» What is asked: Your task is to copy every line of the records below that contains "Audio".
## START Material to process
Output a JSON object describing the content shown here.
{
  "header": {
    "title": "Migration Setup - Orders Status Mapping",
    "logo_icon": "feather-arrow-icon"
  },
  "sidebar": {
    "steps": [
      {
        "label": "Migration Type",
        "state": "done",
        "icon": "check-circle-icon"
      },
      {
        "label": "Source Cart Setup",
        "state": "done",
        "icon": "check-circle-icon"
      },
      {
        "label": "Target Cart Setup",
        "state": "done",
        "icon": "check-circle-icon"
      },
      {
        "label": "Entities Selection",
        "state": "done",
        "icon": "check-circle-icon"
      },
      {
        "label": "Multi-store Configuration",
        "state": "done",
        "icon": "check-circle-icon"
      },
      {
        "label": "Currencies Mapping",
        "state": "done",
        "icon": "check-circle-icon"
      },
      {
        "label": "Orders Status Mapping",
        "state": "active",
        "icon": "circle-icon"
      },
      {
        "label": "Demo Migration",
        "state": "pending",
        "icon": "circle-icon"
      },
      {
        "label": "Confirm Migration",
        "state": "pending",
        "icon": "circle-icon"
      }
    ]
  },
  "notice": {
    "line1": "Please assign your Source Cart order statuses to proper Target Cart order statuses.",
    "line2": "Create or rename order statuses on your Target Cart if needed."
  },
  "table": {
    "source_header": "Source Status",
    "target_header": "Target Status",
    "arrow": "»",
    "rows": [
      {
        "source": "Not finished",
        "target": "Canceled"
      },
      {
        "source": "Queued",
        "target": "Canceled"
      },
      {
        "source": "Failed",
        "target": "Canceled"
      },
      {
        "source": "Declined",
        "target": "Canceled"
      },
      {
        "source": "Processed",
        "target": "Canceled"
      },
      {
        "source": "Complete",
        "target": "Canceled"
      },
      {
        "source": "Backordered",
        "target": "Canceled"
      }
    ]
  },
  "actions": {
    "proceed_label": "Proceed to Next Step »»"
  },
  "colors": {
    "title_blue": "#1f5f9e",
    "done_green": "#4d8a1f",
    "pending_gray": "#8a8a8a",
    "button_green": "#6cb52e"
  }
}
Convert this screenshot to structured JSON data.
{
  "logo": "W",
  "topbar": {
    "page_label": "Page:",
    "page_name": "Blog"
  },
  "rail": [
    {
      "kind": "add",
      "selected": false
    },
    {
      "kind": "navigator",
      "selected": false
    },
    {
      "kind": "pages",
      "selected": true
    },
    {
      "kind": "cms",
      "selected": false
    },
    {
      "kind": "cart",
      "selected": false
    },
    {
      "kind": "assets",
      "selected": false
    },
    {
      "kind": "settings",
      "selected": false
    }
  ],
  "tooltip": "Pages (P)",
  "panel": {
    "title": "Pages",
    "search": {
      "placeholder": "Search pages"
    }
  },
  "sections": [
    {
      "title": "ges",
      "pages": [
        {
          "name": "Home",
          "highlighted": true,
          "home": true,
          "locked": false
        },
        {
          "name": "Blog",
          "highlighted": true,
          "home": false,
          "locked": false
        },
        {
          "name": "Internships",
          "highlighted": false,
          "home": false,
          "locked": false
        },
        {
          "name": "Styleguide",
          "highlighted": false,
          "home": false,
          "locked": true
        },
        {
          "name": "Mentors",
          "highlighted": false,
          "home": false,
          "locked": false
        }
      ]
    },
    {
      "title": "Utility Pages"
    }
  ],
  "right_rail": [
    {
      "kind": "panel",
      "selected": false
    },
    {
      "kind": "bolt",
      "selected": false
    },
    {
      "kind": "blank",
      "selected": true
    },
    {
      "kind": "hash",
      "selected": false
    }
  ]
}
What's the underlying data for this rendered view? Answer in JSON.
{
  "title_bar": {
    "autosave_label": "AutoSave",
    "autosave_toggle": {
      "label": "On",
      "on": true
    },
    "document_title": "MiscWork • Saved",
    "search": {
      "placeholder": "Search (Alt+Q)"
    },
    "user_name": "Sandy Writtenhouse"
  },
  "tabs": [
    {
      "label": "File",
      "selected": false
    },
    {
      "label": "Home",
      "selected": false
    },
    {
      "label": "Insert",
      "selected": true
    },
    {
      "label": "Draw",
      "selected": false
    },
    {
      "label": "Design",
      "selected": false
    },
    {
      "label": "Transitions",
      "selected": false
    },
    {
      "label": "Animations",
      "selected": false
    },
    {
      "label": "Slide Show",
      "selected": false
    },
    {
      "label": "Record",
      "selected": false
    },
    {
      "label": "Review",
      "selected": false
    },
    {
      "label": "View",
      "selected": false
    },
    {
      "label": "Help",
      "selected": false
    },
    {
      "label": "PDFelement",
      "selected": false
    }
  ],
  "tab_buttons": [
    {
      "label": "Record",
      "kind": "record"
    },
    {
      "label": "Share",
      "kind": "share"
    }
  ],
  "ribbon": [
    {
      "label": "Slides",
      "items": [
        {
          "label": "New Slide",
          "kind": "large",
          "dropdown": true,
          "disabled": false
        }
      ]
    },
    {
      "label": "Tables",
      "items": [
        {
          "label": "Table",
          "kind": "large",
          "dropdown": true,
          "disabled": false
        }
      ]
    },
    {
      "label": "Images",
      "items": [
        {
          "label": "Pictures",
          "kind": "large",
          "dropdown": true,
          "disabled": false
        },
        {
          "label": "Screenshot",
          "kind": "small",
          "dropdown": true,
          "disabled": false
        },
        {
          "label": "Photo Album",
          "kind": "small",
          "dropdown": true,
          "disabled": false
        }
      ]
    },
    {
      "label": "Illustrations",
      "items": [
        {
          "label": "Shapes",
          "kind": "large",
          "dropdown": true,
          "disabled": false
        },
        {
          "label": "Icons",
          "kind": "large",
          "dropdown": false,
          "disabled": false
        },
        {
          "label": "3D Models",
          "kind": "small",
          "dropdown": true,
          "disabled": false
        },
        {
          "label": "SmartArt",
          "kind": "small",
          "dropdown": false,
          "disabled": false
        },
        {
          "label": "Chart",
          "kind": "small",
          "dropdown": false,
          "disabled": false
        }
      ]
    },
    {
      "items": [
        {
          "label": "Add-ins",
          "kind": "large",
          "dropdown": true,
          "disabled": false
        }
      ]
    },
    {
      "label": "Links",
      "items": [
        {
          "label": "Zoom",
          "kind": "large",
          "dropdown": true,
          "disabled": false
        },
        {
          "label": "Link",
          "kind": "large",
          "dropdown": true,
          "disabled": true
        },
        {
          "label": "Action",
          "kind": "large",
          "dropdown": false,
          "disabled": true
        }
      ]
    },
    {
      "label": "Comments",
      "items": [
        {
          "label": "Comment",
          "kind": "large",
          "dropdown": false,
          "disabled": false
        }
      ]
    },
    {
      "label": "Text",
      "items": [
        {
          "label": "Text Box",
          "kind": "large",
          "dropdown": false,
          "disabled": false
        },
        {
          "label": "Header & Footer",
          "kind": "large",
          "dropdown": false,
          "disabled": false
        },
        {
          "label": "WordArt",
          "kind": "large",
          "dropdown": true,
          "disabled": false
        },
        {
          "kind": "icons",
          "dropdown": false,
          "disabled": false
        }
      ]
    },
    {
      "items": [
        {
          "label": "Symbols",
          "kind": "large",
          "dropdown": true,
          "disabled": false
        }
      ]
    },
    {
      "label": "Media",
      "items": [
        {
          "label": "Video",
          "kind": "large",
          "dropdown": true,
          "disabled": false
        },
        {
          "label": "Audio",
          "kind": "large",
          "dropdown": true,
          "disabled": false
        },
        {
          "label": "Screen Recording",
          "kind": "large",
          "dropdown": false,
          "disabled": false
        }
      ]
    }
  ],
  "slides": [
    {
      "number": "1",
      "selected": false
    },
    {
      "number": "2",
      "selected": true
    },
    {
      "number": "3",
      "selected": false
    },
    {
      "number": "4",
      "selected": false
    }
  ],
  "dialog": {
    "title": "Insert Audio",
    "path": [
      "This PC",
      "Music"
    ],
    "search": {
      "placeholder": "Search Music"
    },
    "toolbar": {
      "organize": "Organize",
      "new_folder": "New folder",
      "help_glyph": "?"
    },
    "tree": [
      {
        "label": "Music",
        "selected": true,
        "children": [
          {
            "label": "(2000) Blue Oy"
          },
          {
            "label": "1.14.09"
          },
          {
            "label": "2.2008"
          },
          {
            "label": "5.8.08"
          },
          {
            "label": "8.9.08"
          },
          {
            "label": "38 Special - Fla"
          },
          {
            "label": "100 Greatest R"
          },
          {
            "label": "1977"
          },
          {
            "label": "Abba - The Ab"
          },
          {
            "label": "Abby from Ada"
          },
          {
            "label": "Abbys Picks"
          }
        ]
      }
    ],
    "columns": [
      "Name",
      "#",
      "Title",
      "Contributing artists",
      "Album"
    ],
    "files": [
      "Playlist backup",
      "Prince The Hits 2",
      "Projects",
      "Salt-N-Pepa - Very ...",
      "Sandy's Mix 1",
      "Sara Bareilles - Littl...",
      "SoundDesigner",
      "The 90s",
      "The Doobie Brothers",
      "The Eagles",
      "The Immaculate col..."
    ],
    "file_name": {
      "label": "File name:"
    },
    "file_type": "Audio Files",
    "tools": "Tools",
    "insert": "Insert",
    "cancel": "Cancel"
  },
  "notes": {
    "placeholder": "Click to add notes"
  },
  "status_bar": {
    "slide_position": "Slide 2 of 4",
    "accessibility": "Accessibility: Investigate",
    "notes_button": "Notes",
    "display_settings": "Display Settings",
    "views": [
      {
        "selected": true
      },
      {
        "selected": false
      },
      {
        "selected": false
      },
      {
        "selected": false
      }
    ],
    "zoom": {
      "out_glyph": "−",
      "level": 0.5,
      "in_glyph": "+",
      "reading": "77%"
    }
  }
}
## END Material to process
» Solution below:
          "label": "Audio",
    "title": "Insert Audio",
    "file_type": "Audio Files",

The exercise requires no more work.